**Task brief:**
Restate the whole listing word for word. Pictures are left out.

**Data:**

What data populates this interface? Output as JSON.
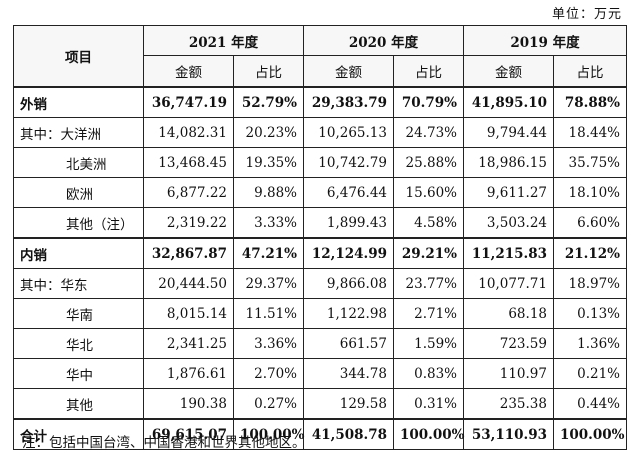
{
  "unit_label": "单位：万元",
  "header": {
    "item": "项目",
    "years": [
      "2021 年度",
      "2020 年度",
      "2019 年度"
    ],
    "amount": "金额",
    "ratio": "占比"
  },
  "rows": [
    {
      "label": "外销",
      "bold": true,
      "cells": [
        "36,747.19",
        "52.79%",
        "29,383.79",
        "70.79%",
        "41,895.10",
        "78.88%"
      ]
    },
    {
      "label": "其中：大洋洲",
      "cells": [
        "14,082.31",
        "20.23%",
        "10,265.13",
        "24.73%",
        "9,794.44",
        "18.44%"
      ]
    },
    {
      "label": "北美洲",
      "indent": true,
      "cells": [
        "13,468.45",
        "19.35%",
        "10,742.79",
        "25.88%",
        "18,986.15",
        "35.75%"
      ]
    },
    {
      "label": "欧洲",
      "indent": true,
      "cells": [
        "6,877.22",
        "9.88%",
        "6,476.44",
        "15.60%",
        "9,611.27",
        "18.10%"
      ]
    },
    {
      "label": "其他（注）",
      "indent": true,
      "cells": [
        "2,319.22",
        "3.33%",
        "1,899.43",
        "4.58%",
        "3,503.24",
        "6.60%"
      ]
    },
    {
      "label": "内销",
      "bold": true,
      "cells": [
        "32,867.87",
        "47.21%",
        "12,124.99",
        "29.21%",
        "11,215.83",
        "21.12%"
      ]
    },
    {
      "label": "其中：华东",
      "cells": [
        "20,444.50",
        "29.37%",
        "9,866.08",
        "23.77%",
        "10,077.71",
        "18.97%"
      ]
    },
    {
      "label": "华南",
      "indent": true,
      "cells": [
        "8,015.14",
        "11.51%",
        "1,122.98",
        "2.71%",
        "68.18",
        "0.13%"
      ]
    },
    {
      "label": "华北",
      "indent": true,
      "cells": [
        "2,341.25",
        "3.36%",
        "661.57",
        "1.59%",
        "723.59",
        "1.36%"
      ]
    },
    {
      "label": "华中",
      "indent": true,
      "cells": [
        "1,876.61",
        "2.70%",
        "344.78",
        "0.83%",
        "110.97",
        "0.21%"
      ]
    },
    {
      "label": "其他",
      "indent": true,
      "cells": [
        "190.38",
        "0.27%",
        "129.58",
        "0.31%",
        "235.38",
        "0.44%"
      ]
    },
    {
      "label": "合计",
      "bold": true,
      "cells": [
        "69,615.07",
        "100.00%",
        "41,508.78",
        "100.00%",
        "53,110.93",
        "100.00%"
      ]
    }
  ],
  "note": "注：包括中国台湾、中国香港和世界其他地区。"
}
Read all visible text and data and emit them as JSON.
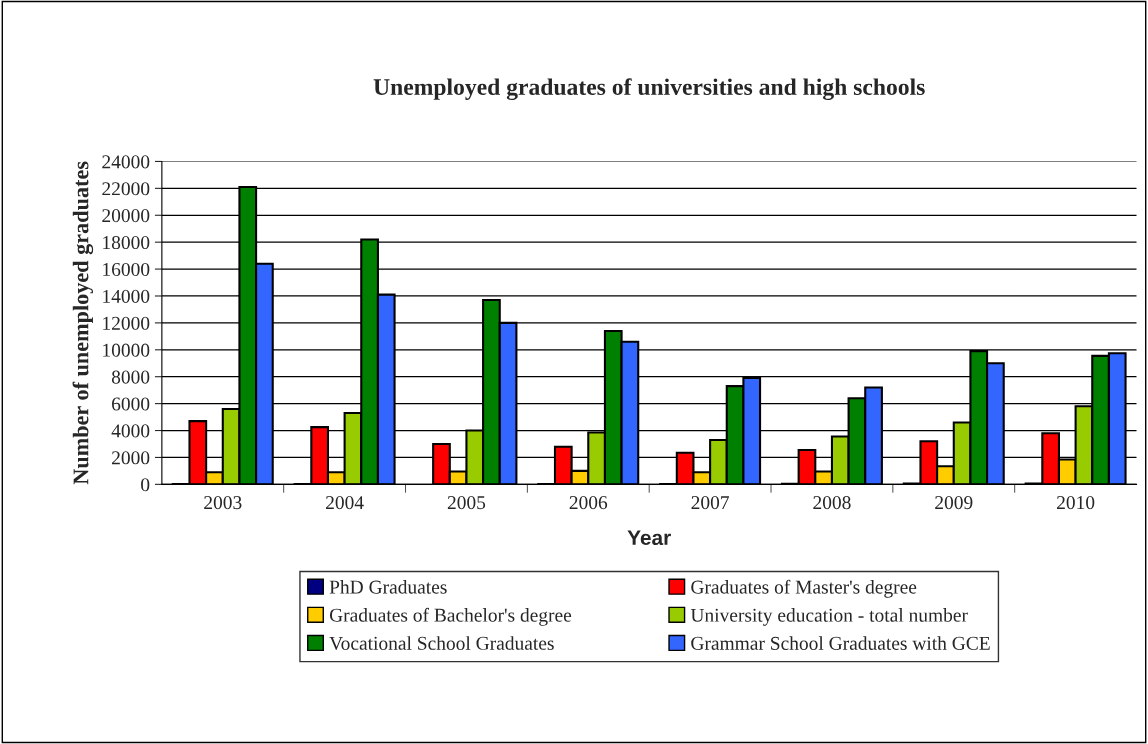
{
  "chart_data": {
    "type": "bar",
    "title": "Unemployed graduates of universities and high schools",
    "xlabel": "Year",
    "ylabel": "Number of unemployed graduates",
    "categories": [
      "2003",
      "2004",
      "2005",
      "2006",
      "2007",
      "2008",
      "2009",
      "2010"
    ],
    "series": [
      {
        "name": "PhD Graduates",
        "color": "#000080",
        "values": [
          30,
          30,
          null,
          30,
          30,
          40,
          60,
          60
        ]
      },
      {
        "name": "Graduates of Master's degree",
        "color": "#ff0000",
        "values": [
          4700,
          4250,
          3000,
          2800,
          2350,
          2550,
          3200,
          3800
        ]
      },
      {
        "name": "Graduates of Bachelor's degree",
        "color": "#ffcc00",
        "values": [
          900,
          900,
          950,
          1000,
          900,
          950,
          1350,
          1850
        ]
      },
      {
        "name": "University education - total number",
        "color": "#99cc00",
        "values": [
          5600,
          5300,
          4000,
          3850,
          3300,
          3550,
          4600,
          5800
        ]
      },
      {
        "name": "Vocational School Graduates",
        "color": "#008000",
        "values": [
          22100,
          18200,
          13700,
          11400,
          7300,
          6400,
          9900,
          9550
        ]
      },
      {
        "name": "Grammar School Graduates with GCE",
        "color": "#3366ff",
        "values": [
          16400,
          14100,
          12000,
          10600,
          7900,
          7200,
          9000,
          9750
        ]
      }
    ],
    "ylim": [
      0,
      24000
    ],
    "yticks": [
      0,
      2000,
      4000,
      6000,
      8000,
      10000,
      12000,
      14000,
      16000,
      18000,
      20000,
      22000,
      24000
    ],
    "grid": "y",
    "legend": "bottom"
  }
}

**Answer to the task:**
What data populates this interface? Output as JSON.
{
  "unit_label": "单位：万元",
  "header": {
    "item": "项目",
    "years": [
      "2021 年度",
      "2020 年度",
      "2019 年度"
    ],
    "amount": "金额",
    "ratio": "占比"
  },
  "rows": [
    {
      "label": "外销",
      "bold": true,
      "cells": [
        "36,747.19",
        "52.79%",
        "29,383.79",
        "70.79%",
        "41,895.10",
        "78.88%"
      ]
    },
    {
      "label": "其中：大洋洲",
      "cells": [
        "14,082.31",
        "20.23%",
        "10,265.13",
        "24.73%",
        "9,794.44",
        "18.44%"
      ]
    },
    {
      "label": "北美洲",
      "indent": true,
      "cells": [
        "13,468.45",
        "19.35%",
        "10,742.79",
        "25.88%",
        "18,986.15",
        "35.75%"
      ]
    },
    {
      "label": "欧洲",
      "indent": true,
      "cells": [
        "6,877.22",
        "9.88%",
        "6,476.44",
        "15.60%",
        "9,611.27",
        "18.10%"
      ]
    },
    {
      "label": "其他（注）",
      "indent": true,
      "cells": [
        "2,319.22",
        "3.33%",
        "1,899.43",
        "4.58%",
        "3,503.24",
        "6.60%"
      ]
    },
    {
      "label": "内销",
      "bold": true,
      "cells": [
        "32,867.87",
        "47.21%",
        "12,124.99",
        "29.21%",
        "11,215.83",
        "21.12%"
      ]
    },
    {
      "label": "其中：华东",
      "cells": [
        "20,444.50",
        "29.37%",
        "9,866.08",
        "23.77%",
        "10,077.71",
        "18.97%"
      ]
    },
    {
      "label": "华南",
      "indent": true,
      "cells": [
        "8,015.14",
        "11.51%",
        "1,122.98",
        "2.71%",
        "68.18",
        "0.13%"
      ]
    },
    {
      "label": "华北",
      "indent": true,
      "cells": [
        "2,341.25",
        "3.36%",
        "661.57",
        "1.59%",
        "723.59",
        "1.36%"
      ]
    },
    {
      "label": "华中",
      "indent": true,
      "cells": [
        "1,876.61",
        "2.70%",
        "344.78",
        "0.83%",
        "110.97",
        "0.21%"
      ]
    },
    {
      "label": "其他",
      "indent": true,
      "cells": [
        "190.38",
        "0.27%",
        "129.58",
        "0.31%",
        "235.38",
        "0.44%"
      ]
    },
    {
      "label": "合计",
      "bold": true,
      "cells": [
        "69,615.07",
        "100.00%",
        "41,508.78",
        "100.00%",
        "53,110.93",
        "100.00%"
      ]
    }
  ],
  "note": "注：包括中国台湾、中国香港和世界其他地区。"
}
Read all visible text and data and emit them as JSON.
{
  "chart_data": {
    "type": "bar",
    "title": "Unemployed graduates of universities and high schools",
    "xlabel": "Year",
    "ylabel": "Number of unemployed graduates",
    "categories": [
      "2003",
      "2004",
      "2005",
      "2006",
      "2007",
      "2008",
      "2009",
      "2010"
    ],
    "series": [
      {
        "name": "PhD Graduates",
        "color": "#000080",
        "values": [
          30,
          30,
          null,
          30,
          30,
          40,
          60,
          60
        ]
      },
      {
        "name": "Graduates of Master's degree",
        "color": "#ff0000",
        "values": [
          4700,
          4250,
          3000,
          2800,
          2350,
          2550,
          3200,
          3800
        ]
      },
      {
        "name": "Graduates of Bachelor's degree",
        "color": "#ffcc00",
        "values": [
          900,
          900,
          950,
          1000,
          900,
          950,
          1350,
          1850
        ]
      },
      {
        "name": "University education - total number",
        "color": "#99cc00",
        "values": [
          5600,
          5300,
          4000,
          3850,
          3300,
          3550,
          4600,
          5800
        ]
      },
      {
        "name": "Vocational School Graduates",
        "color": "#008000",
        "values": [
          22100,
          18200,
          13700,
          11400,
          7300,
          6400,
          9900,
          9550
        ]
      },
      {
        "name": "Grammar School Graduates with GCE",
        "color": "#3366ff",
        "values": [
          16400,
          14100,
          12000,
          10600,
          7900,
          7200,
          9000,
          9750
        ]
      }
    ],
    "ylim": [
      0,
      24000
    ],
    "yticks": [
      0,
      2000,
      4000,
      6000,
      8000,
      10000,
      12000,
      14000,
      16000,
      18000,
      20000,
      22000,
      24000
    ],
    "grid": "y",
    "legend": "bottom"
  }
}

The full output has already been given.